■ Data in this exercise ■
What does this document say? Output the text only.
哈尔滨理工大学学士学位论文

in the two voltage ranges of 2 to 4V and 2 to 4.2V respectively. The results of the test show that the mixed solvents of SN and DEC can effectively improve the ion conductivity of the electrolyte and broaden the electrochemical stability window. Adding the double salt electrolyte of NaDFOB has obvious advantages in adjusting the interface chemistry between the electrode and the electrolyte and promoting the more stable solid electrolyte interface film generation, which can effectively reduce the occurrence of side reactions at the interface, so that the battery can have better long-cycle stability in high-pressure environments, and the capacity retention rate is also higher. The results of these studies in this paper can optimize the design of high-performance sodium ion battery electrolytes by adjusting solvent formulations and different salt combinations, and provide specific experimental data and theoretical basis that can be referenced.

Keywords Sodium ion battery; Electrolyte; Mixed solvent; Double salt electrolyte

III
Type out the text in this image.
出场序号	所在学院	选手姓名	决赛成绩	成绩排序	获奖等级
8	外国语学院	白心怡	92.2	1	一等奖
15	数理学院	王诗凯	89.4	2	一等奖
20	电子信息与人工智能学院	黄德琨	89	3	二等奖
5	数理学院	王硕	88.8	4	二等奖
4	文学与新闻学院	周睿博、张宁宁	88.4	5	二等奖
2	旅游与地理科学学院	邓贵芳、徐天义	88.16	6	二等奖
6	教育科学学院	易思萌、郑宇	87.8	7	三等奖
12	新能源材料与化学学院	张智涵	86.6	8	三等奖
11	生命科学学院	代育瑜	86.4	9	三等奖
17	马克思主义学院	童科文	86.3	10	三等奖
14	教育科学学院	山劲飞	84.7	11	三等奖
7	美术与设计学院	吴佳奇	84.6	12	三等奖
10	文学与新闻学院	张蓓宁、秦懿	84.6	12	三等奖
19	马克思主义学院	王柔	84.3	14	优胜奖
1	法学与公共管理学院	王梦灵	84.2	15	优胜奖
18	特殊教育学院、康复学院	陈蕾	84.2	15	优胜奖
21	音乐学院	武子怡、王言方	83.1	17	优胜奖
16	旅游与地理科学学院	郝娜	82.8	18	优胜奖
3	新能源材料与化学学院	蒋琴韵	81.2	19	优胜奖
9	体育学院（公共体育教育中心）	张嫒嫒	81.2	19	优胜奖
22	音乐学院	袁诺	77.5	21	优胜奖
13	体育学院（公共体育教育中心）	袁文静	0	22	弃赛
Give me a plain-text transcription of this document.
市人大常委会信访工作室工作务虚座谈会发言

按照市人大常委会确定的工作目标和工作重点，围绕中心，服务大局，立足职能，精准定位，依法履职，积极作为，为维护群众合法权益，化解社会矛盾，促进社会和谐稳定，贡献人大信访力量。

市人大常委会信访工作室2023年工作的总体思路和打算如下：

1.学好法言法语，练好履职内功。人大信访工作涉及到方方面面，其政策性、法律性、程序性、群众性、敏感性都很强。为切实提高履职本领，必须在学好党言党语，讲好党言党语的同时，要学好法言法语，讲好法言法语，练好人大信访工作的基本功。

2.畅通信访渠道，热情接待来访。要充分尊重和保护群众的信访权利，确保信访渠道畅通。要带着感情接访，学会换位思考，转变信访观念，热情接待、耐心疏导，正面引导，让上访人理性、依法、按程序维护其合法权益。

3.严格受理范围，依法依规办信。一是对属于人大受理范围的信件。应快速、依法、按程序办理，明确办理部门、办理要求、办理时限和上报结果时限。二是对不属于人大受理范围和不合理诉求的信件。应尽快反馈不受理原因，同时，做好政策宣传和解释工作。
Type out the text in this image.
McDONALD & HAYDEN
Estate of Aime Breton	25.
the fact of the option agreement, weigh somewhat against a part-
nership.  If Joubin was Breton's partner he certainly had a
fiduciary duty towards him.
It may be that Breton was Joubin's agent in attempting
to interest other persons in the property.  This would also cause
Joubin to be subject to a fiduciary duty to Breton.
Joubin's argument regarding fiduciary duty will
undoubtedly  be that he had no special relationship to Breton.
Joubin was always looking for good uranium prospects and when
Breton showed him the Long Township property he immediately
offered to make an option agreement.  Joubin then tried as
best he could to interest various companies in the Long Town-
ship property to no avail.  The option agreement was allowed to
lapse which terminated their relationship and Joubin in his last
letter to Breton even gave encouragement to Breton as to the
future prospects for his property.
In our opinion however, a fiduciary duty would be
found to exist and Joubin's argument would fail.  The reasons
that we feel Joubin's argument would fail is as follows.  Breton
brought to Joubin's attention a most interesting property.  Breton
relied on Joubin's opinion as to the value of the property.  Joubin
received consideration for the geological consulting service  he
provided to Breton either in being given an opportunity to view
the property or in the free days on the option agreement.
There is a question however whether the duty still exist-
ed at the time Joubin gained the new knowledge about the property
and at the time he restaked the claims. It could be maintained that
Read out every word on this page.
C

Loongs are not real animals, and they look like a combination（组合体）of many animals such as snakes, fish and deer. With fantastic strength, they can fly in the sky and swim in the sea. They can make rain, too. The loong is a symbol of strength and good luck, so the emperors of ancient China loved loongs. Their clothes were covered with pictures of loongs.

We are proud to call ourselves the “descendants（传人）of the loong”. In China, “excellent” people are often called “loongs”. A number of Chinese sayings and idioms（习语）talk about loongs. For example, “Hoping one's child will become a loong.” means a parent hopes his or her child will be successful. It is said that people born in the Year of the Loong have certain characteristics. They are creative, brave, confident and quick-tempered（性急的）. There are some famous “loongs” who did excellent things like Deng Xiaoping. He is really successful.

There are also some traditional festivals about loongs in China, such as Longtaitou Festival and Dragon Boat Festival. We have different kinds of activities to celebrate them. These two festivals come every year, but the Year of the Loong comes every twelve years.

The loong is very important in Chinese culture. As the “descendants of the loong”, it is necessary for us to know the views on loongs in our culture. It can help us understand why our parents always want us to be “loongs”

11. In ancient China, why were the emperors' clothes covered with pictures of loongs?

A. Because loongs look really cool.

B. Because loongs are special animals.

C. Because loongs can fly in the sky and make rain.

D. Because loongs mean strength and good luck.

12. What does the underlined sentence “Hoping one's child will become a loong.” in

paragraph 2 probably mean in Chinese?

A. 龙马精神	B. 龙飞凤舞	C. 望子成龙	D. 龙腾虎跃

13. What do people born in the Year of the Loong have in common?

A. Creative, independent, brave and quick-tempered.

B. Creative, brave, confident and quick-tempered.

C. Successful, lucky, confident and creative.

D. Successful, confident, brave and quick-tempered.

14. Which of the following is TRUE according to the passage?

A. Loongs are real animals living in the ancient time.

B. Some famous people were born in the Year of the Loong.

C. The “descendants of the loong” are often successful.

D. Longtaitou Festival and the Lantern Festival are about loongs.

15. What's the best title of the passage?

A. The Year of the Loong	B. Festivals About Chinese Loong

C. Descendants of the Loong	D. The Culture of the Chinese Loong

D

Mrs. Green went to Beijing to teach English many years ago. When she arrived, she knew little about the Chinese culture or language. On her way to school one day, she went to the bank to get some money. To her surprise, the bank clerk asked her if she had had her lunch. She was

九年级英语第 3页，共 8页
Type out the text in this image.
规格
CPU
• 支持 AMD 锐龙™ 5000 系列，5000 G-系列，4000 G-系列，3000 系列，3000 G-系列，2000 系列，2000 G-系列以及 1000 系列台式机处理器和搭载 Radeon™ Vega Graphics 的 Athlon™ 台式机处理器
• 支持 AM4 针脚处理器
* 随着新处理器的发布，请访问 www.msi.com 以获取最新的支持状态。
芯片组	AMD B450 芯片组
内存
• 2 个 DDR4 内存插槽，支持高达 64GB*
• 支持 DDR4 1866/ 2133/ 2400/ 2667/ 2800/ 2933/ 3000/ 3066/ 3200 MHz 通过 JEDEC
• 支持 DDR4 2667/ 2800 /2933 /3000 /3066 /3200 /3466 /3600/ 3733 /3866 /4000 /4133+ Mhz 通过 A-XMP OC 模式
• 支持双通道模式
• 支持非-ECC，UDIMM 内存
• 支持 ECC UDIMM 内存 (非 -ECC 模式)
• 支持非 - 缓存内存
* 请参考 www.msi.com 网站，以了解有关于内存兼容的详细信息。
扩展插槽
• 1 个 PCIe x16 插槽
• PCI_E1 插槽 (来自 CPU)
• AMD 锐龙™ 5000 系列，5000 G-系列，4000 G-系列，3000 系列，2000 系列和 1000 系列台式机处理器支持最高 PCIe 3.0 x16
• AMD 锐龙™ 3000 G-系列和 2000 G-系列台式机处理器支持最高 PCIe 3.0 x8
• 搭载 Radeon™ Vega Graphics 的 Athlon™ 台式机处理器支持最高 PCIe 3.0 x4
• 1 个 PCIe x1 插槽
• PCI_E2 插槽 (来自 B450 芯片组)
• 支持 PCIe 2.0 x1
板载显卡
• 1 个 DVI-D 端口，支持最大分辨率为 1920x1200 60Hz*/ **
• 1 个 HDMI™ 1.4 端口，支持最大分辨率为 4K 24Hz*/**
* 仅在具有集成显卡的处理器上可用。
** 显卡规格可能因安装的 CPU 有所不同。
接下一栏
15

■ Request ■
Copy out all lines above that include the string "文学与新闻学院".

■ Right answer ■
4	文学与新闻学院	周睿博、张宁宁	88.4	5	二等奖
10	文学与新闻学院	张蓓宁、秦懿	84.6	12	三等奖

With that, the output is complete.